▸ **Requirement**:
Could you print every record below exactly as it appears?
═════ The records ═════
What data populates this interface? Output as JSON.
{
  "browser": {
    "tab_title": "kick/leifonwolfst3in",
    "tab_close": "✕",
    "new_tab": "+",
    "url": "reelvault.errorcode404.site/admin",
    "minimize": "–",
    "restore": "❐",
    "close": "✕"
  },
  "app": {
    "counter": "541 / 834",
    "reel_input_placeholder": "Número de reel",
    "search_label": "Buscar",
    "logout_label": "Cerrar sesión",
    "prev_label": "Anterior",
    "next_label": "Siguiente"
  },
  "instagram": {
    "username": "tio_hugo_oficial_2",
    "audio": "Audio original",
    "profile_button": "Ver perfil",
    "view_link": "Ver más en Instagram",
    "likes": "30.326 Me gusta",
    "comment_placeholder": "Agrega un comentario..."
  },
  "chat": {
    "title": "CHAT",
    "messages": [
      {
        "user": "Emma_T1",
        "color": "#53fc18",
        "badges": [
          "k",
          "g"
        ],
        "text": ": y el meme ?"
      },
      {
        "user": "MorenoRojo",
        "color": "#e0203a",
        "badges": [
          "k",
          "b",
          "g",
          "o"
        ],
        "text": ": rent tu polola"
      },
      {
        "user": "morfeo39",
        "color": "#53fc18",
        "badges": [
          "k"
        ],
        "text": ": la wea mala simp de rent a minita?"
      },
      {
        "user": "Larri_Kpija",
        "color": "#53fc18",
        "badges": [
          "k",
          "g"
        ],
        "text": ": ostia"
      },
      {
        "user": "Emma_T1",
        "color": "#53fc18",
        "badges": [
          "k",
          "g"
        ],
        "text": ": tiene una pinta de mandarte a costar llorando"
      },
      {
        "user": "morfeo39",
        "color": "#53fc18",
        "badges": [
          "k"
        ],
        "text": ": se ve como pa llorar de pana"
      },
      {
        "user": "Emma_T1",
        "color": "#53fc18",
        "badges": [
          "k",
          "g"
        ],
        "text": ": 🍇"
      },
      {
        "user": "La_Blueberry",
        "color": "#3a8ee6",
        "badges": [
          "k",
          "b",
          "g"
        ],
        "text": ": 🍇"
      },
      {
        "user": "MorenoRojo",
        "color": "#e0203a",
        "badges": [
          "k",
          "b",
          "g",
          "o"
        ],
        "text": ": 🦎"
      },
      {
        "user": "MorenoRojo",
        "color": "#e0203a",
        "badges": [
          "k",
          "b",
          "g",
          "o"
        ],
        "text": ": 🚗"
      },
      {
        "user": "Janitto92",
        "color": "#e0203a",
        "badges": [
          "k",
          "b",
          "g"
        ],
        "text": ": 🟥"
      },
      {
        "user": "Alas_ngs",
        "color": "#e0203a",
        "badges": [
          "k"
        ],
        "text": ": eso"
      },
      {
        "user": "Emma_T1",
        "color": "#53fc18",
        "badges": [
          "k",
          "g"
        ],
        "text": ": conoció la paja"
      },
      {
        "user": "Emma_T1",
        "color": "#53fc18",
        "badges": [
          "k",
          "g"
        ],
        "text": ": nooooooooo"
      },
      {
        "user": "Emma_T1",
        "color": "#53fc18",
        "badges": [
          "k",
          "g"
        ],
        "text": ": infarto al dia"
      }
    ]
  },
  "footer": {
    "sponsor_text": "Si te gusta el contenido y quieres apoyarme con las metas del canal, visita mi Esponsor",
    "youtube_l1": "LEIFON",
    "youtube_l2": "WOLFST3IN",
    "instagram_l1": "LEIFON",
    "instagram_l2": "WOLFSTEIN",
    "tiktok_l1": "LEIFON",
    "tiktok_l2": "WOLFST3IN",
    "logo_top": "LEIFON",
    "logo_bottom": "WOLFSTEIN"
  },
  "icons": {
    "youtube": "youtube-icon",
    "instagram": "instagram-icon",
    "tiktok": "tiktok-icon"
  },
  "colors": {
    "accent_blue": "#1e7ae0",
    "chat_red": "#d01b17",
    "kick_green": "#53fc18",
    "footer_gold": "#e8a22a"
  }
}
═════
▸ **The result**:
What data populates this interface? Output as JSON.
{
  "browser": {
    "tab_title": "kick/leifonwolfst3in",
    "tab_close": "✕",
    "new_tab": "+",
    "url": "reelvault.errorcode404.site/admin",
    "minimize": "–",
    "restore": "❐",
    "close": "✕"
  },
  "app": {
    "counter": "541 / 834",
    "reel_input_placeholder": "Número de reel",
    "search_label": "Buscar",
    "logout_label": "Cerrar sesión",
    "prev_label": "Anterior",
    "next_label": "Siguiente"
  },
  "instagram": {
    "username": "tio_hugo_oficial_2",
    "audio": "Audio original",
    "profile_button": "Ver perfil",
    "view_link": "Ver más en Instagram",
    "likes": "30.326 Me gusta",
    "comment_placeholder": "Agrega un comentario..."
  },
  "chat": {
    "title": "CHAT",
    "messages": [
      {
        "user": "Emma_T1",
        "color": "#53fc18",
        "badges": [
          "k",
          "g"
        ],
        "text": ": y el meme ?"
      },
      {
        "user": "MorenoRojo",
        "color": "#e0203a",
        "badges": [
          "k",
          "b",
          "g",
          "o"
        ],
        "text": ": rent tu polola"
      },
      {
        "user": "morfeo39",
        "color": "#53fc18",
        "badges": [
          "k"
        ],
        "text": ": la wea mala simp de rent a minita?"
      },
      {
        "user": "Larri_Kpija",
        "color": "#53fc18",
        "badges": [
          "k",
          "g"
        ],
        "text": ": ostia"
      },
      {
        "user": "Emma_T1",
        "color": "#53fc18",
        "badges": [
          "k",
          "g"
        ],
        "text": ": tiene una pinta de mandarte a costar llorando"
      },
      {
        "user": "morfeo39",
        "color": "#53fc18",
        "badges": [
          "k"
        ],
        "text": ": se ve como pa llorar de pana"
      },
      {
        "user": "Emma_T1",
        "color": "#53fc18",
        "badges": [
          "k",
          "g"
        ],
        "text": ": 🍇"
      },
      {
        "user": "La_Blueberry",
        "color": "#3a8ee6",
        "badges": [
          "k",
          "b",
          "g"
        ],
        "text": ": 🍇"
      },
      {
        "user": "MorenoRojo",
        "color": "#e0203a",
        "badges": [
          "k",
          "b",
          "g",
          "o"
        ],
        "text": ": 🦎"
      },
      {
        "user": "MorenoRojo",
        "color": "#e0203a",
        "badges": [
          "k",
          "b",
          "g",
          "o"
        ],
        "text": ": 🚗"
      },
      {
        "user": "Janitto92",
        "color": "#e0203a",
        "badges": [
          "k",
          "b",
          "g"
        ],
        "text": ": 🟥"
      },
      {
        "user": "Alas_ngs",
        "color": "#e0203a",
        "badges": [
          "k"
        ],
        "text": ": eso"
      },
      {
        "user": "Emma_T1",
        "color": "#53fc18",
        "badges": [
          "k",
          "g"
        ],
        "text": ": conoció la paja"
      },
      {
        "user": "Emma_T1",
        "color": "#53fc18",
        "badges": [
          "k",
          "g"
        ],
        "text": ": nooooooooo"
      },
      {
        "user": "Emma_T1",
        "color": "#53fc18",
        "badges": [
          "k",
          "g"
        ],
        "text": ": infarto al dia"
      }
    ]
  },
  "footer": {
    "sponsor_text": "Si te gusta el contenido y quieres apoyarme con las metas del canal, visita mi Esponsor",
    "youtube_l1": "LEIFON",
    "youtube_l2": "WOLFST3IN",
    "instagram_l1": "LEIFON",
    "instagram_l2": "WOLFSTEIN",
    "tiktok_l1": "LEIFON",
    "tiktok_l2": "WOLFST3IN",
    "logo_top": "LEIFON",
    "logo_bottom": "WOLFSTEIN"
  },
  "icons": {
    "youtube": "youtube-icon",
    "instagram": "instagram-icon",
    "tiktok": "tiktok-icon"
  },
  "colors": {
    "accent_blue": "#1e7ae0",
    "chat_red": "#d01b17",
    "kick_green": "#53fc18",
    "footer_gold": "#e8a22a"
  }
}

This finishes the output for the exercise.